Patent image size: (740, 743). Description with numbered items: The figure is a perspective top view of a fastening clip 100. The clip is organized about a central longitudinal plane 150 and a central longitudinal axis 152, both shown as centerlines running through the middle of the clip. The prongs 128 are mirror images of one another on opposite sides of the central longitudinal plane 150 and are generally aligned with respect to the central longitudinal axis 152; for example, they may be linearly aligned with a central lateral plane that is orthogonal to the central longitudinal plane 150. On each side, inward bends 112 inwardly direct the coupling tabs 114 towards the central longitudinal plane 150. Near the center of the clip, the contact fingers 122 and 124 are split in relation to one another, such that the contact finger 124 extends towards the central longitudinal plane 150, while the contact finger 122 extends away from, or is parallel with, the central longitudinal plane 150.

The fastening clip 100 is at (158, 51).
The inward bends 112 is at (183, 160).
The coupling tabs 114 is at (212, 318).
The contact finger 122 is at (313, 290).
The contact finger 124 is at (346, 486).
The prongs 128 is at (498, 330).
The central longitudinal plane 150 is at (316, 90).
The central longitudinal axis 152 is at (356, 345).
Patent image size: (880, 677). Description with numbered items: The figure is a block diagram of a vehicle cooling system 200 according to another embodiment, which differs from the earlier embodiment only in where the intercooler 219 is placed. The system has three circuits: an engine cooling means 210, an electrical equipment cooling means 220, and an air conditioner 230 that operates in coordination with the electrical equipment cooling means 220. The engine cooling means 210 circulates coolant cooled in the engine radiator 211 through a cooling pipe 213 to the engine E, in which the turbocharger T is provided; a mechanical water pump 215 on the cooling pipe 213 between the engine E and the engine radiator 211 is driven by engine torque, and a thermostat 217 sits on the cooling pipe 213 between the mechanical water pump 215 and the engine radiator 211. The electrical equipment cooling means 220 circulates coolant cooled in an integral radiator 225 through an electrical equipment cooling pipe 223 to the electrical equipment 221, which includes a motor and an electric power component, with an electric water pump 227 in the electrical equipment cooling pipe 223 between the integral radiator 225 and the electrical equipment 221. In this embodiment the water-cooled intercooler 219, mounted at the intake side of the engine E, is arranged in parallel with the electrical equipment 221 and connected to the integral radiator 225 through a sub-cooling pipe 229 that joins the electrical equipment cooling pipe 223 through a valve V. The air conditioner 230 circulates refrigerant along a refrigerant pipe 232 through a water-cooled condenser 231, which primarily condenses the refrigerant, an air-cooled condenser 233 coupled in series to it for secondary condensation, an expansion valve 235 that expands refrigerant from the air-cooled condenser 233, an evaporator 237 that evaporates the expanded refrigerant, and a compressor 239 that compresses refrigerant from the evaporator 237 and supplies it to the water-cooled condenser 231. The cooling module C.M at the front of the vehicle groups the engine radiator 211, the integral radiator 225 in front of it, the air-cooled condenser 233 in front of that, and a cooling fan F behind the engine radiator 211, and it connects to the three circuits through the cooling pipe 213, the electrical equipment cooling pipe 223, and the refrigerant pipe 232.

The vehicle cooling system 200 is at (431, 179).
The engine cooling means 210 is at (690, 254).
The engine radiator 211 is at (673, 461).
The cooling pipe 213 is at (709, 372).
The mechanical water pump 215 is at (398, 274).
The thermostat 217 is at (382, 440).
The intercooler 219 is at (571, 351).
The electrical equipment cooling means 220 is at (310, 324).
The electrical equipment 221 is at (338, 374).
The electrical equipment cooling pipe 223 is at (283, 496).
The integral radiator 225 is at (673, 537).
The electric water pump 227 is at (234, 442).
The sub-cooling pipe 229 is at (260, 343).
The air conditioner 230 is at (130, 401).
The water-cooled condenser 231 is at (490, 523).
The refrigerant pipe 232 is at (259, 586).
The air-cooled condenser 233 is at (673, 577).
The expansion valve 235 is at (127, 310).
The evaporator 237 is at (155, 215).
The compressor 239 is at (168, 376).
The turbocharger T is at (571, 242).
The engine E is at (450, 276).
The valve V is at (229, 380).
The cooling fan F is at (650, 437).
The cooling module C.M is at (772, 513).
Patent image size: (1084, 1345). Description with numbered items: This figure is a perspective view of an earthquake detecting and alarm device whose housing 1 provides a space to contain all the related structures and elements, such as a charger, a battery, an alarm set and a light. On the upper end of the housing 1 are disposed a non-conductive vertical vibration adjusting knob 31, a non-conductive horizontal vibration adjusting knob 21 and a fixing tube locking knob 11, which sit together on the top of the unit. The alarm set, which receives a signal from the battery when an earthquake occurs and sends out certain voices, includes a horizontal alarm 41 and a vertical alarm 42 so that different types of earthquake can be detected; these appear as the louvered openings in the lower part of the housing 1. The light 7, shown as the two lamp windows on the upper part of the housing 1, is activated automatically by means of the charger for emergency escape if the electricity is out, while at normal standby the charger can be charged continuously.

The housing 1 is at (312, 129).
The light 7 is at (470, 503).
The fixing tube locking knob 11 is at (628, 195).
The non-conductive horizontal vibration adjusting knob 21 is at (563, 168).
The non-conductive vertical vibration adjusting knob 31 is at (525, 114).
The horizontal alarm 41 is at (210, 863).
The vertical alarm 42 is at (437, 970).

= = = =

== STATED EXERCISE ==
Reproduce every one of the records above word for word, keeping each line in its original order.

== EXERCISE RESULT ==
Patent image size: (740, 743). Description with numbered items: The figure is a perspective top view of a fastening clip 100. The clip is organized about a central longitudinal plane 150 and a central longitudinal axis 152, both shown as centerlines running through the middle of the clip. The prongs 128 are mirror images of one another on opposite sides of the central longitudinal plane 150 and are generally aligned with respect to the central longitudinal axis 152; for example, they may be linearly aligned with a central lateral plane that is orthogonal to the central longitudinal plane 150. On each side, inward bends 112 inwardly direct the coupling tabs 114 towards the central longitudinal plane 150. Near the center of the clip, the contact fingers 122 and 124 are split in relation to one another, such that the contact finger 124 extends towards the central longitudinal plane 150, while the contact finger 122 extends away from, or is parallel with, the central longitudinal plane 150.

The fastening clip 100 is at (158, 51).
The inward bends 112 is at (183, 160).
The coupling tabs 114 is at (212, 318).
The contact finger 122 is at (313, 290).
The contact finger 124 is at (346, 486).
The prongs 128 is at (498, 330).
The central longitudinal plane 150 is at (316, 90).
The central longitudinal axis 152 is at (356, 345).
Patent image size: (880, 677). Description with numbered items: The figure is a block diagram of a vehicle cooling system 200 according to another embodiment, which differs from the earlier embodiment only in where the intercooler 219 is placed. The system has three circuits: an engine cooling means 210, an electrical equipment cooling means 220, and an air conditioner 230 that operates in coordination with the electrical equipment cooling means 220. The engine cooling means 210 circulates coolant cooled in the engine radiator 211 through a cooling pipe 213 to the engine E, in which the turbocharger T is provided; a mechanical water pump 215 on the cooling pipe 213 between the engine E and the engine radiator 211 is driven by engine torque, and a thermostat 217 sits on the cooling pipe 213 between the mechanical water pump 215 and the engine radiator 211. The electrical equipment cooling means 220 circulates coolant cooled in an integral radiator 225 through an electrical equipment cooling pipe 223 to the electrical equipment 221, which includes a motor and an electric power component, with an electric water pump 227 in the electrical equipment cooling pipe 223 between the integral radiator 225 and the electrical equipment 221. In this embodiment the water-cooled intercooler 219, mounted at the intake side of the engine E, is arranged in parallel with the electrical equipment 221 and connected to the integral radiator 225 through a sub-cooling pipe 229 that joins the electrical equipment cooling pipe 223 through a valve V. The air conditioner 230 circulates refrigerant along a refrigerant pipe 232 through a water-cooled condenser 231, which primarily condenses the refrigerant, an air-cooled condenser 233 coupled in series to it for secondary condensation, an expansion valve 235 that expands refrigerant from the air-cooled condenser 233, an evaporator 237 that evaporates the expanded refrigerant, and a compressor 239 that compresses refrigerant from the evaporator 237 and supplies it to the water-cooled condenser 231. The cooling module C.M at the front of the vehicle groups the engine radiator 211, the integral radiator 225 in front of it, the air-cooled condenser 233 in front of that, and a cooling fan F behind the engine radiator 211, and it connects to the three circuits through the cooling pipe 213, the electrical equipment cooling pipe 223, and the refrigerant pipe 232.

The vehicle cooling system 200 is at (431, 179).
The engine cooling means 210 is at (690, 254).
The engine radiator 211 is at (673, 461).
The cooling pipe 213 is at (709, 372).
The mechanical water pump 215 is at (398, 274).
The thermostat 217 is at (382, 440).
The intercooler 219 is at (571, 351).
The electrical equipment cooling means 220 is at (310, 324).
The electrical equipment 221 is at (338, 374).
The electrical equipment cooling pipe 223 is at (283, 496).
The integral radiator 225 is at (673, 537).
The electric water pump 227 is at (234, 442).
The sub-cooling pipe 229 is at (260, 343).
The air conditioner 230 is at (130, 401).
The water-cooled condenser 231 is at (490, 523).
The refrigerant pipe 232 is at (259, 586).
The air-cooled condenser 233 is at (673, 577).
The expansion valve 235 is at (127, 310).
The evaporator 237 is at (155, 215).
The compressor 239 is at (168, 376).
The turbocharger T is at (571, 242).
The engine E is at (450, 276).
The valve V is at (229, 380).
The cooling fan F is at (650, 437).
The cooling module C.M is at (772, 513).
Patent image size: (1084, 1345). Description with numbered items: This figure is a perspective view of an earthquake detecting and alarm device whose housing 1 provides a space to contain all the related structures and elements, such as a charger, a battery, an alarm set and a light. On the upper end of the housing 1 are disposed a non-conductive vertical vibration adjusting knob 31, a non-conductive horizontal vibration adjusting knob 21 and a fixing tube locking knob 11, which sit together on the top of the unit. The alarm set, which receives a signal from the battery when an earthquake occurs and sends out certain voices, includes a horizontal alarm 41 and a vertical alarm 42 so that different types of earthquake can be detected; these appear as the louvered openings in the lower part of the housing 1. The light 7, shown as the two lamp windows on the upper part of the housing 1, is activated automatically by means of the charger for emergency escape if the electricity is out, while at normal standby the charger can be charged continuously.

The housing 1 is at (312, 129).
The light 7 is at (470, 503).
The fixing tube locking knob 11 is at (628, 195).
The non-conductive horizontal vibration adjusting knob 21 is at (563, 168).
The non-conductive vertical vibration adjusting knob 31 is at (525, 114).
The horizontal alarm 41 is at (210, 863).
The vertical alarm 42 is at (437, 970).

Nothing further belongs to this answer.